**Brief**
Repeat all the material exactly; pictures stay out of your copy.

**Provided records**
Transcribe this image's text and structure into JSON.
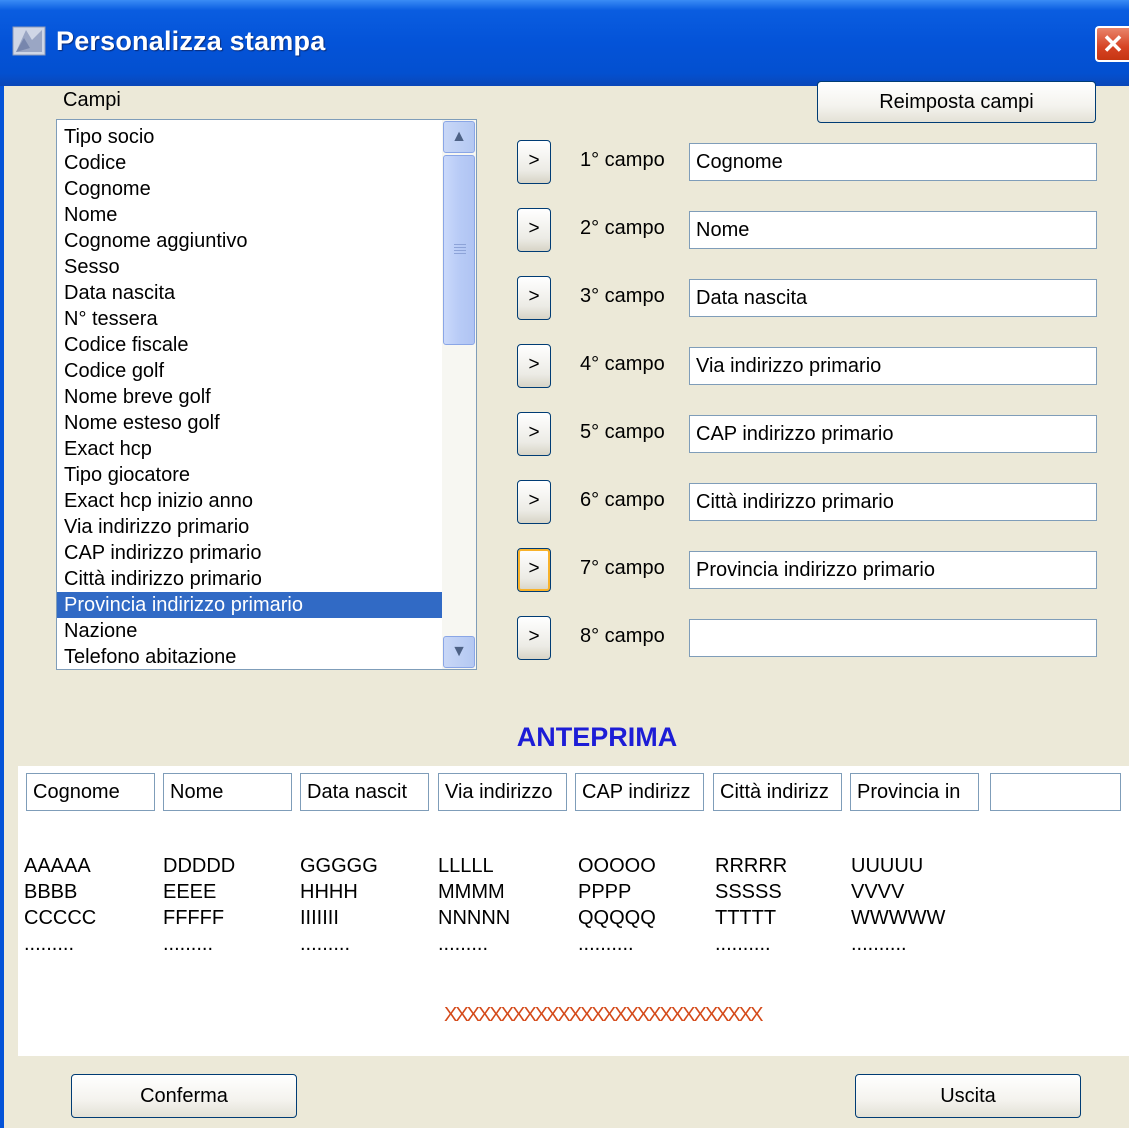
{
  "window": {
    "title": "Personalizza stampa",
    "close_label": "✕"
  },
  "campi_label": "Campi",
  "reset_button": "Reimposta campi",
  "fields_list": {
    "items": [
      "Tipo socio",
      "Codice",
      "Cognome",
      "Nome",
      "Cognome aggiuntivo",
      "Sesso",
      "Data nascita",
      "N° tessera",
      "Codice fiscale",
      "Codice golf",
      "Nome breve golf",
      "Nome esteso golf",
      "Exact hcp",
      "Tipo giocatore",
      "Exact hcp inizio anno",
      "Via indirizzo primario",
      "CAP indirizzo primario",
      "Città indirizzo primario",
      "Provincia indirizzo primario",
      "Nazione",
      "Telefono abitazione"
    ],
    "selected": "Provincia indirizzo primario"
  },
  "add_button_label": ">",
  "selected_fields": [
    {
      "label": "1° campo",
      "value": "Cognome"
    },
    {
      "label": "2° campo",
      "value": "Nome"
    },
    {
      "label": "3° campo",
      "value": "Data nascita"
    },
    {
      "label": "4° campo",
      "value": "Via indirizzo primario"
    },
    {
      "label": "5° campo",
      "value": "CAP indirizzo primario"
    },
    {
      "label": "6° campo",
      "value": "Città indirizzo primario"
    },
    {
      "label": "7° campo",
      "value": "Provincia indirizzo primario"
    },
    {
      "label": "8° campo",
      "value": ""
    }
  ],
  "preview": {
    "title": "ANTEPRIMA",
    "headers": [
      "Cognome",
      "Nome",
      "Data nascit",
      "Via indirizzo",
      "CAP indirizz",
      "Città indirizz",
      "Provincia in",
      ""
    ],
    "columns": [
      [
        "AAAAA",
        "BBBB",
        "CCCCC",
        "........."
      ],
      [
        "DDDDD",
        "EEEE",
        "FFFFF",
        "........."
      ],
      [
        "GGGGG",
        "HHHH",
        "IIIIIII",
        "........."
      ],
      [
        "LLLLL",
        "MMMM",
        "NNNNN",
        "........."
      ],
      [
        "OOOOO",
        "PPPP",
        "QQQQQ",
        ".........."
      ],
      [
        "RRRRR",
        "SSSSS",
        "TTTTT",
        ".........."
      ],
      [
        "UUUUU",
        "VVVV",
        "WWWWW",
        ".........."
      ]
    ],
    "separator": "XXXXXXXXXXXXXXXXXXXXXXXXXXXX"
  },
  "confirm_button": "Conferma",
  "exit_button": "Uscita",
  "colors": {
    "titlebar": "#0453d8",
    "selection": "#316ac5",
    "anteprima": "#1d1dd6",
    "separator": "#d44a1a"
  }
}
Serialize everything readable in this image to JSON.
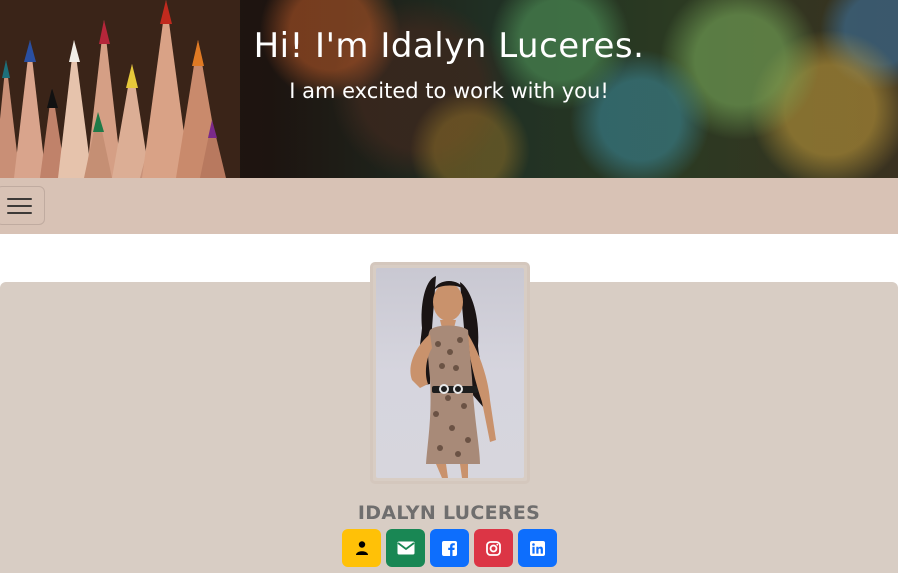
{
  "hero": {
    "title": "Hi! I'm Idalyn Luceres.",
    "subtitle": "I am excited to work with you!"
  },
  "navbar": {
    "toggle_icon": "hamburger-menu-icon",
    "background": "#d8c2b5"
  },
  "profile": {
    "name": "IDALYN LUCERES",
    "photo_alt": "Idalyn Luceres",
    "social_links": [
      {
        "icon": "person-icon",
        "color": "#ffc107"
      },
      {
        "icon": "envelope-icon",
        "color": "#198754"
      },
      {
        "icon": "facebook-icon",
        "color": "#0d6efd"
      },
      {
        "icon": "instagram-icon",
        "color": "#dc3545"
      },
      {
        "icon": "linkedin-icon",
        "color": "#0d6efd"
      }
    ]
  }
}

**Exercise solution**
Transcribe this image's text and structure into JSON.
{
  "window": {
    "title": "Personalizza stampa",
    "close_label": "✕"
  },
  "campi_label": "Campi",
  "reset_button": "Reimposta campi",
  "fields_list": {
    "items": [
      "Tipo socio",
      "Codice",
      "Cognome",
      "Nome",
      "Cognome aggiuntivo",
      "Sesso",
      "Data nascita",
      "N° tessera",
      "Codice fiscale",
      "Codice golf",
      "Nome breve golf",
      "Nome esteso golf",
      "Exact hcp",
      "Tipo giocatore",
      "Exact hcp inizio anno",
      "Via indirizzo primario",
      "CAP indirizzo primario",
      "Città indirizzo primario",
      "Provincia indirizzo primario",
      "Nazione",
      "Telefono abitazione"
    ],
    "selected": "Provincia indirizzo primario"
  },
  "add_button_label": ">",
  "selected_fields": [
    {
      "label": "1° campo",
      "value": "Cognome"
    },
    {
      "label": "2° campo",
      "value": "Nome"
    },
    {
      "label": "3° campo",
      "value": "Data nascita"
    },
    {
      "label": "4° campo",
      "value": "Via indirizzo primario"
    },
    {
      "label": "5° campo",
      "value": "CAP indirizzo primario"
    },
    {
      "label": "6° campo",
      "value": "Città indirizzo primario"
    },
    {
      "label": "7° campo",
      "value": "Provincia indirizzo primario"
    },
    {
      "label": "8° campo",
      "value": ""
    }
  ],
  "preview": {
    "title": "ANTEPRIMA",
    "headers": [
      "Cognome",
      "Nome",
      "Data nascit",
      "Via indirizzo",
      "CAP indirizz",
      "Città indirizz",
      "Provincia in",
      ""
    ],
    "columns": [
      [
        "AAAAA",
        "BBBB",
        "CCCCC",
        "........."
      ],
      [
        "DDDDD",
        "EEEE",
        "FFFFF",
        "........."
      ],
      [
        "GGGGG",
        "HHHH",
        "IIIIIII",
        "........."
      ],
      [
        "LLLLL",
        "MMMM",
        "NNNNN",
        "........."
      ],
      [
        "OOOOO",
        "PPPP",
        "QQQQQ",
        ".........."
      ],
      [
        "RRRRR",
        "SSSSS",
        "TTTTT",
        ".........."
      ],
      [
        "UUUUU",
        "VVVV",
        "WWWWW",
        ".........."
      ]
    ],
    "separator": "XXXXXXXXXXXXXXXXXXXXXXXXXXXX"
  },
  "confirm_button": "Conferma",
  "exit_button": "Uscita",
  "colors": {
    "titlebar": "#0453d8",
    "selection": "#316ac5",
    "anteprima": "#1d1dd6",
    "separator": "#d44a1a"
  }
}
Serialize everything readable in this image to JSON.
{
  "hero": {
    "title": "Hi! I'm Idalyn Luceres.",
    "subtitle": "I am excited to work with you!"
  },
  "navbar": {
    "toggle_icon": "hamburger-menu-icon",
    "background": "#d8c2b5"
  },
  "profile": {
    "name": "IDALYN LUCERES",
    "photo_alt": "Idalyn Luceres",
    "social_links": [
      {
        "icon": "person-icon",
        "color": "#ffc107"
      },
      {
        "icon": "envelope-icon",
        "color": "#198754"
      },
      {
        "icon": "facebook-icon",
        "color": "#0d6efd"
      },
      {
        "icon": "instagram-icon",
        "color": "#dc3545"
      },
      {
        "icon": "linkedin-icon",
        "color": "#0d6efd"
      }
    ]
  }
}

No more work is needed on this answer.